(Data extracted from a collection)
- - -

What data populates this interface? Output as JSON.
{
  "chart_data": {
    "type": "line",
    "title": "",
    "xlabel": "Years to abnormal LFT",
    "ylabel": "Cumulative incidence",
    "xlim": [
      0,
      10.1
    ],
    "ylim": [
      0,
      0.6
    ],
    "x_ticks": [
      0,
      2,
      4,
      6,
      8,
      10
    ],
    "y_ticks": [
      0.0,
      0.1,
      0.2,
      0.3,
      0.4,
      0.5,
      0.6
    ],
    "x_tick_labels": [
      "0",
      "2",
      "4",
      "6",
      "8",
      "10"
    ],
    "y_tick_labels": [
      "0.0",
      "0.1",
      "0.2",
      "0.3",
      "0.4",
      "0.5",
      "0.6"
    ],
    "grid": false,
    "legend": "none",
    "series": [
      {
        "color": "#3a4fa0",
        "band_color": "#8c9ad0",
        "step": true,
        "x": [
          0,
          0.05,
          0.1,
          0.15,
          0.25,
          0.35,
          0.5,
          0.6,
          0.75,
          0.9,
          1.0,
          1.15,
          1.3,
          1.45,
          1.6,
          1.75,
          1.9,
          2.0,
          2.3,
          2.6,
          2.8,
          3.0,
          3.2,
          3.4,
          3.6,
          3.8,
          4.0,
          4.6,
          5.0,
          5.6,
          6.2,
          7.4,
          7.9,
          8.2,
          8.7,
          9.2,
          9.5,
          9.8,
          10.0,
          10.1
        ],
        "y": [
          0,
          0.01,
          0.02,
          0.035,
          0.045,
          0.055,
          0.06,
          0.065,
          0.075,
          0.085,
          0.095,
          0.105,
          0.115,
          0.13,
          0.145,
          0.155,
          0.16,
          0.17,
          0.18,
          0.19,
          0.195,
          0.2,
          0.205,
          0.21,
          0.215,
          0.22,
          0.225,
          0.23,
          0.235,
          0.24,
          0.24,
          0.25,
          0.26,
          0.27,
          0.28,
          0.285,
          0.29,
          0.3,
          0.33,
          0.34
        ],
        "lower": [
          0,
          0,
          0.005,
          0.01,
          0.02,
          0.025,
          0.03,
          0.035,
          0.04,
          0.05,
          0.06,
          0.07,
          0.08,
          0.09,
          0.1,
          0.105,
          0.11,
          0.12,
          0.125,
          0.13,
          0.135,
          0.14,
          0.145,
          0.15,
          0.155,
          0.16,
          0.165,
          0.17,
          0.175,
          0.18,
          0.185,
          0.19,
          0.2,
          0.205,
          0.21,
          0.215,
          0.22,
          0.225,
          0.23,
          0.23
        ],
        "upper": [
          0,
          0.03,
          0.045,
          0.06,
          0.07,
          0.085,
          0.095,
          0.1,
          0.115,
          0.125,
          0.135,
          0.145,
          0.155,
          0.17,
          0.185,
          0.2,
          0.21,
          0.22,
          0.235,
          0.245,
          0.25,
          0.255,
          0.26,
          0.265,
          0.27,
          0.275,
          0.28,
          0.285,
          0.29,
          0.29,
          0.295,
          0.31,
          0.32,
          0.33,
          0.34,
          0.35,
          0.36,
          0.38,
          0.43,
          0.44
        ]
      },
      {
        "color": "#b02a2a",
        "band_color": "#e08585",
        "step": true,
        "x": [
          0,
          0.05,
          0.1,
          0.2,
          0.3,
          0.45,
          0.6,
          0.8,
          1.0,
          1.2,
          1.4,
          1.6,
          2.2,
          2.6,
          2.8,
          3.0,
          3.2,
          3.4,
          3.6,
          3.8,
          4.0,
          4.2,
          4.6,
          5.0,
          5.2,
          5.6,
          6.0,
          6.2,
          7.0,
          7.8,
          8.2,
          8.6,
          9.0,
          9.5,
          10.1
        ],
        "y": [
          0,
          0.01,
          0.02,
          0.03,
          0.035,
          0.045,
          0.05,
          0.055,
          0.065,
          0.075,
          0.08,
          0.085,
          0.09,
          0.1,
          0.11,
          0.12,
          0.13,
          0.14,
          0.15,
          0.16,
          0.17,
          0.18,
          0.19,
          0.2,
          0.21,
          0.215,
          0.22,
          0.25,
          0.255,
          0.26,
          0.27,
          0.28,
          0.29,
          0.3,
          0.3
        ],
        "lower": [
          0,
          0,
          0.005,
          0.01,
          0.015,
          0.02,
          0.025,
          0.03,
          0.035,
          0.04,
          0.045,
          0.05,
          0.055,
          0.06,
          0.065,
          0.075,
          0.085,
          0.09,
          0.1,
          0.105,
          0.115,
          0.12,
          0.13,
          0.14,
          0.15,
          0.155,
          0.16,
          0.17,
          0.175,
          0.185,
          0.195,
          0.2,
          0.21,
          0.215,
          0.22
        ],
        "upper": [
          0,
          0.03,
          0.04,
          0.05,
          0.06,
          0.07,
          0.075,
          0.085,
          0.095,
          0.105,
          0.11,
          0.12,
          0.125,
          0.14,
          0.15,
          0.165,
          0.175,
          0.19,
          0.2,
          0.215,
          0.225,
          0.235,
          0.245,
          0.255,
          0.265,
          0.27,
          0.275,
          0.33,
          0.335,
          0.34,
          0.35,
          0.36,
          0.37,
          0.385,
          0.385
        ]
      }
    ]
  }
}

- - -

*What is required:*
All of the material above needs to be copied exactly.

*Written reply:*
What data populates this interface? Output as JSON.
{
  "chart_data": {
    "type": "line",
    "title": "",
    "xlabel": "Years to abnormal LFT",
    "ylabel": "Cumulative incidence",
    "xlim": [
      0,
      10.1
    ],
    "ylim": [
      0,
      0.6
    ],
    "x_ticks": [
      0,
      2,
      4,
      6,
      8,
      10
    ],
    "y_ticks": [
      0.0,
      0.1,
      0.2,
      0.3,
      0.4,
      0.5,
      0.6
    ],
    "x_tick_labels": [
      "0",
      "2",
      "4",
      "6",
      "8",
      "10"
    ],
    "y_tick_labels": [
      "0.0",
      "0.1",
      "0.2",
      "0.3",
      "0.4",
      "0.5",
      "0.6"
    ],
    "grid": false,
    "legend": "none",
    "series": [
      {
        "color": "#3a4fa0",
        "band_color": "#8c9ad0",
        "step": true,
        "x": [
          0,
          0.05,
          0.1,
          0.15,
          0.25,
          0.35,
          0.5,
          0.6,
          0.75,
          0.9,
          1.0,
          1.15,
          1.3,
          1.45,
          1.6,
          1.75,
          1.9,
          2.0,
          2.3,
          2.6,
          2.8,
          3.0,
          3.2,
          3.4,
          3.6,
          3.8,
          4.0,
          4.6,
          5.0,
          5.6,
          6.2,
          7.4,
          7.9,
          8.2,
          8.7,
          9.2,
          9.5,
          9.8,
          10.0,
          10.1
        ],
        "y": [
          0,
          0.01,
          0.02,
          0.035,
          0.045,
          0.055,
          0.06,
          0.065,
          0.075,
          0.085,
          0.095,
          0.105,
          0.115,
          0.13,
          0.145,
          0.155,
          0.16,
          0.17,
          0.18,
          0.19,
          0.195,
          0.2,
          0.205,
          0.21,
          0.215,
          0.22,
          0.225,
          0.23,
          0.235,
          0.24,
          0.24,
          0.25,
          0.26,
          0.27,
          0.28,
          0.285,
          0.29,
          0.3,
          0.33,
          0.34
        ],
        "lower": [
          0,
          0,
          0.005,
          0.01,
          0.02,
          0.025,
          0.03,
          0.035,
          0.04,
          0.05,
          0.06,
          0.07,
          0.08,
          0.09,
          0.1,
          0.105,
          0.11,
          0.12,
          0.125,
          0.13,
          0.135,
          0.14,
          0.145,
          0.15,
          0.155,
          0.16,
          0.165,
          0.17,
          0.175,
          0.18,
          0.185,
          0.19,
          0.2,
          0.205,
          0.21,
          0.215,
          0.22,
          0.225,
          0.23,
          0.23
        ],
        "upper": [
          0,
          0.03,
          0.045,
          0.06,
          0.07,
          0.085,
          0.095,
          0.1,
          0.115,
          0.125,
          0.135,
          0.145,
          0.155,
          0.17,
          0.185,
          0.2,
          0.21,
          0.22,
          0.235,
          0.245,
          0.25,
          0.255,
          0.26,
          0.265,
          0.27,
          0.275,
          0.28,
          0.285,
          0.29,
          0.29,
          0.295,
          0.31,
          0.32,
          0.33,
          0.34,
          0.35,
          0.36,
          0.38,
          0.43,
          0.44
        ]
      },
      {
        "color": "#b02a2a",
        "band_color": "#e08585",
        "step": true,
        "x": [
          0,
          0.05,
          0.1,
          0.2,
          0.3,
          0.45,
          0.6,
          0.8,
          1.0,
          1.2,
          1.4,
          1.6,
          2.2,
          2.6,
          2.8,
          3.0,
          3.2,
          3.4,
          3.6,
          3.8,
          4.0,
          4.2,
          4.6,
          5.0,
          5.2,
          5.6,
          6.0,
          6.2,
          7.0,
          7.8,
          8.2,
          8.6,
          9.0,
          9.5,
          10.1
        ],
        "y": [
          0,
          0.01,
          0.02,
          0.03,
          0.035,
          0.045,
          0.05,
          0.055,
          0.065,
          0.075,
          0.08,
          0.085,
          0.09,
          0.1,
          0.11,
          0.12,
          0.13,
          0.14,
          0.15,
          0.16,
          0.17,
          0.18,
          0.19,
          0.2,
          0.21,
          0.215,
          0.22,
          0.25,
          0.255,
          0.26,
          0.27,
          0.28,
          0.29,
          0.3,
          0.3
        ],
        "lower": [
          0,
          0,
          0.005,
          0.01,
          0.015,
          0.02,
          0.025,
          0.03,
          0.035,
          0.04,
          0.045,
          0.05,
          0.055,
          0.06,
          0.065,
          0.075,
          0.085,
          0.09,
          0.1,
          0.105,
          0.115,
          0.12,
          0.13,
          0.14,
          0.15,
          0.155,
          0.16,
          0.17,
          0.175,
          0.185,
          0.195,
          0.2,
          0.21,
          0.215,
          0.22
        ],
        "upper": [
          0,
          0.03,
          0.04,
          0.05,
          0.06,
          0.07,
          0.075,
          0.085,
          0.095,
          0.105,
          0.11,
          0.12,
          0.125,
          0.14,
          0.15,
          0.165,
          0.175,
          0.19,
          0.2,
          0.215,
          0.225,
          0.235,
          0.245,
          0.255,
          0.265,
          0.27,
          0.275,
          0.33,
          0.335,
          0.34,
          0.35,
          0.36,
          0.37,
          0.385,
          0.385
        ]
      }
    ]
  }
}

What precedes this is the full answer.